╭─ DATA FOR THIS EXERCISE

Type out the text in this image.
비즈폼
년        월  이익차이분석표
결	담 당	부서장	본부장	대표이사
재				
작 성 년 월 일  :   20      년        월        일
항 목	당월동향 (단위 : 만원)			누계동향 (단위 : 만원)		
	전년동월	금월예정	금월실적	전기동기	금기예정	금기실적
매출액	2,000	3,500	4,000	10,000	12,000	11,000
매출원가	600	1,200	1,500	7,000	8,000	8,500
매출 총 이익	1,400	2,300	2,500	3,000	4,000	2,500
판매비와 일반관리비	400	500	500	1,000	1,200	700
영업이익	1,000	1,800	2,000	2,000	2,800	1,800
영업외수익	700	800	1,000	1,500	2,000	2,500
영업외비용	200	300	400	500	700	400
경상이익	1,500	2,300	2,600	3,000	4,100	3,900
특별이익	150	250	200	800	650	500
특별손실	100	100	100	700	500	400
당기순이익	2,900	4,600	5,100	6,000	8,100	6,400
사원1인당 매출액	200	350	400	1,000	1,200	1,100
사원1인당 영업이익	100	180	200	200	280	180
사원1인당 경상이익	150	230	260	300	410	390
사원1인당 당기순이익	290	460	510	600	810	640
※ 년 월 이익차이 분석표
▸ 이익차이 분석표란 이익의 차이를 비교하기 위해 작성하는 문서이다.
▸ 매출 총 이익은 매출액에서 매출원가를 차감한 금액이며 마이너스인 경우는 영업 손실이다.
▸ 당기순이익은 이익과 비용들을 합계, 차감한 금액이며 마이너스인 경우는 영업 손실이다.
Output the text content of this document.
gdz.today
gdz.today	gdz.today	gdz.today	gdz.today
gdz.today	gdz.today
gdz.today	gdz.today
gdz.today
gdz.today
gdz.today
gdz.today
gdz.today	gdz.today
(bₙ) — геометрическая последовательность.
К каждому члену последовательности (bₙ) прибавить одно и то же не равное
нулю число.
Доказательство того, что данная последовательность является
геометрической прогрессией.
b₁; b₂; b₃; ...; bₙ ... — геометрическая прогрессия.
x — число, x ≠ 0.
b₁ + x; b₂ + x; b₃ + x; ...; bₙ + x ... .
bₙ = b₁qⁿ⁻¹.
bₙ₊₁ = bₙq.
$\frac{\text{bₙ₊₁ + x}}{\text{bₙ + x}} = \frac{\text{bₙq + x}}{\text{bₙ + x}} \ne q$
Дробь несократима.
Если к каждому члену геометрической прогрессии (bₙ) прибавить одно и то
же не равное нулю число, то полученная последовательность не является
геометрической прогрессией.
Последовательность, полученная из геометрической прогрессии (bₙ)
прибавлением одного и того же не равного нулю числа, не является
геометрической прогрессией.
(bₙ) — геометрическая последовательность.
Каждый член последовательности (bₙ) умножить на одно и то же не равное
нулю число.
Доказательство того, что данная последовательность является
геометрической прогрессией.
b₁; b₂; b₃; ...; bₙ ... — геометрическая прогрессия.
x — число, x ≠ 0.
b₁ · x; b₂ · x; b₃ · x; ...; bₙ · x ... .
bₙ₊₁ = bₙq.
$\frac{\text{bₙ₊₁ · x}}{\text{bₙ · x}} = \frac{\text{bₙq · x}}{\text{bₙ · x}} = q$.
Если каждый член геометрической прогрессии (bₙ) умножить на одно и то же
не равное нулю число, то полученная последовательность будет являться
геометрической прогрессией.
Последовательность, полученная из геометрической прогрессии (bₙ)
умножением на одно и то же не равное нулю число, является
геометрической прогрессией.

╰─

▶ [PROBLEM DESCRIPTION]
Show every line from the entries above in which "frac" appears.

▶ [TASK OUTPUT]
$\frac{\text{bₙ₊₁ + x}}{\text{bₙ + x}} = \frac{\text{bₙq + x}}{\text{bₙ + x}} \ne q$
$\frac{\text{bₙ₊₁ · x}}{\text{bₙ · x}} = \frac{\text{bₙq · x}}{\text{bₙ · x}} = q$.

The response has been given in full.